● **SHORT TASK**
Write out all the lines again, precisely as they stand, but without the images.

• • • • •

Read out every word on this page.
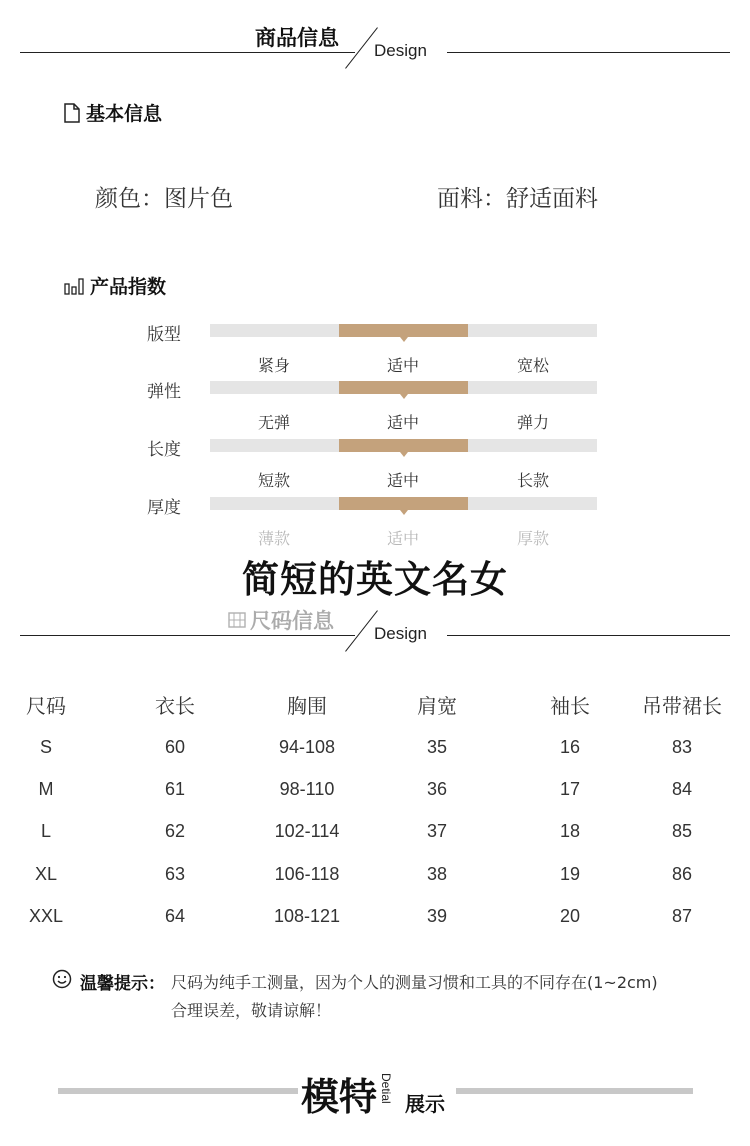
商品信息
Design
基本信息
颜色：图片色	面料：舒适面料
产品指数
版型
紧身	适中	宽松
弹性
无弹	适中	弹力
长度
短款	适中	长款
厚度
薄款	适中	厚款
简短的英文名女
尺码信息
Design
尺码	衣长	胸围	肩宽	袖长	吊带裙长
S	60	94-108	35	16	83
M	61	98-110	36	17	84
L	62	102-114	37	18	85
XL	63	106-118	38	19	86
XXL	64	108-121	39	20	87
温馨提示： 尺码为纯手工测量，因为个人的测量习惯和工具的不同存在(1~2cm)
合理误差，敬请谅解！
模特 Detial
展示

• • • • •

● **SOLUTION FOR THIS PROBLEM**
Read out every word on this page.
商品信息
Design
基本信息
颜色：图片色	面料：舒适面料
产品指数
版型
紧身	适中	宽松
弹性
无弹	适中	弹力
长度
短款	适中	长款
厚度
薄款	适中	厚款
简短的英文名女
尺码信息
Design
尺码	衣长	胸围	肩宽	袖长	吊带裙长
S	60	94-108	35	16	83
M	61	98-110	36	17	84
L	62	102-114	37	18	85
XL	63	106-118	38	19	86
XXL	64	108-121	39	20	87
温馨提示： 尺码为纯手工测量，因为个人的测量习惯和工具的不同存在(1~2cm)
合理误差，敬请谅解！
模特 Detial
展示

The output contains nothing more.